| To be done |
Keep the pictures out and restate every record exactly.

— begin Records supplied —

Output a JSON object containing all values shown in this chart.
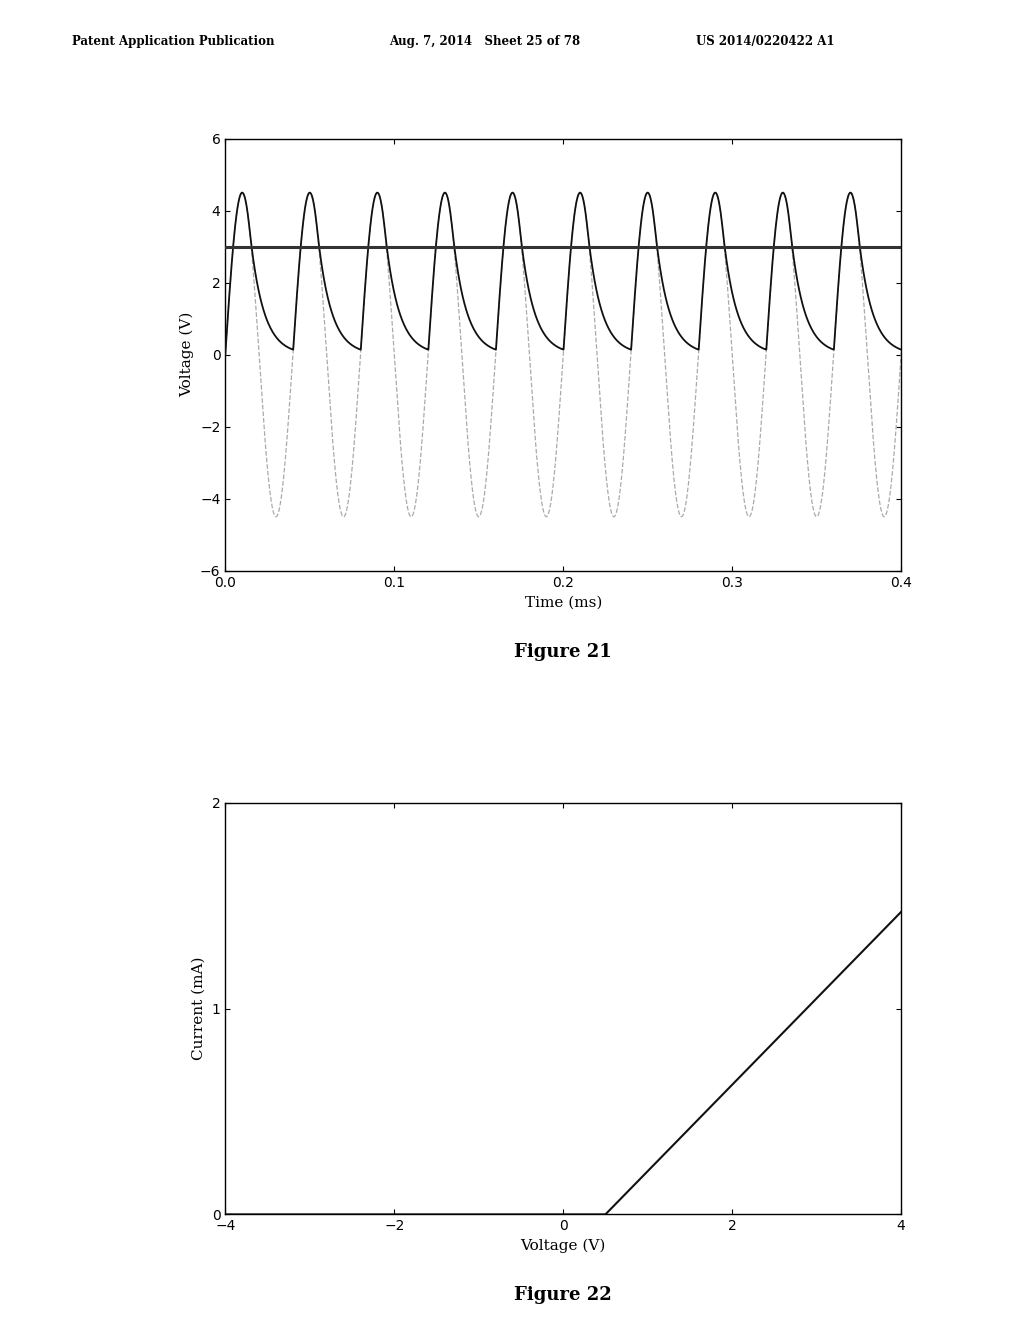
{
  "fig21": {
    "xlabel": "Time (ms)",
    "ylabel": "Voltage (V)",
    "xlim": [
      0.0,
      0.4
    ],
    "ylim": [
      -6,
      6
    ],
    "yticks": [
      -6,
      -4,
      -2,
      0,
      2,
      4,
      6
    ],
    "xticks": [
      0.0,
      0.1,
      0.2,
      0.3,
      0.4
    ],
    "sine_amplitude": 4.5,
    "sine_freq_hz": 25000,
    "dc_level": 3.0,
    "rc_tau": 8e-06
  },
  "fig22": {
    "xlabel": "Voltage (V)",
    "ylabel": "Current (mA)",
    "xlim": [
      -4,
      4
    ],
    "ylim": [
      0,
      2
    ],
    "xticks": [
      -4,
      -2,
      0,
      2,
      4
    ],
    "yticks": [
      0,
      1,
      2
    ],
    "threshold_v": 0.5,
    "slope": 0.42
  },
  "header_left": "Patent Application Publication",
  "header_mid": "Aug. 7, 2014   Sheet 25 of 78",
  "header_right": "US 2014/0220422 A1",
  "caption21": "Figure 21",
  "caption22": "Figure 22",
  "bg": "#ffffff",
  "sine_color": "#aaaaaa",
  "rect_color": "#111111",
  "dc_color": "#333333",
  "iv_color": "#111111"
}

— end Records supplied —

| Solution for this problem |
Output a JSON object containing all values shown in this chart.
{
  "fig21": {
    "xlabel": "Time (ms)",
    "ylabel": "Voltage (V)",
    "xlim": [
      0.0,
      0.4
    ],
    "ylim": [
      -6,
      6
    ],
    "yticks": [
      -6,
      -4,
      -2,
      0,
      2,
      4,
      6
    ],
    "xticks": [
      0.0,
      0.1,
      0.2,
      0.3,
      0.4
    ],
    "sine_amplitude": 4.5,
    "sine_freq_hz": 25000,
    "dc_level": 3.0,
    "rc_tau": 8e-06
  },
  "fig22": {
    "xlabel": "Voltage (V)",
    "ylabel": "Current (mA)",
    "xlim": [
      -4,
      4
    ],
    "ylim": [
      0,
      2
    ],
    "xticks": [
      -4,
      -2,
      0,
      2,
      4
    ],
    "yticks": [
      0,
      1,
      2
    ],
    "threshold_v": 0.5,
    "slope": 0.42
  },
  "header_left": "Patent Application Publication",
  "header_mid": "Aug. 7, 2014   Sheet 25 of 78",
  "header_right": "US 2014/0220422 A1",
  "caption21": "Figure 21",
  "caption22": "Figure 22",
  "bg": "#ffffff",
  "sine_color": "#aaaaaa",
  "rect_color": "#111111",
  "dc_color": "#333333",
  "iv_color": "#111111"
}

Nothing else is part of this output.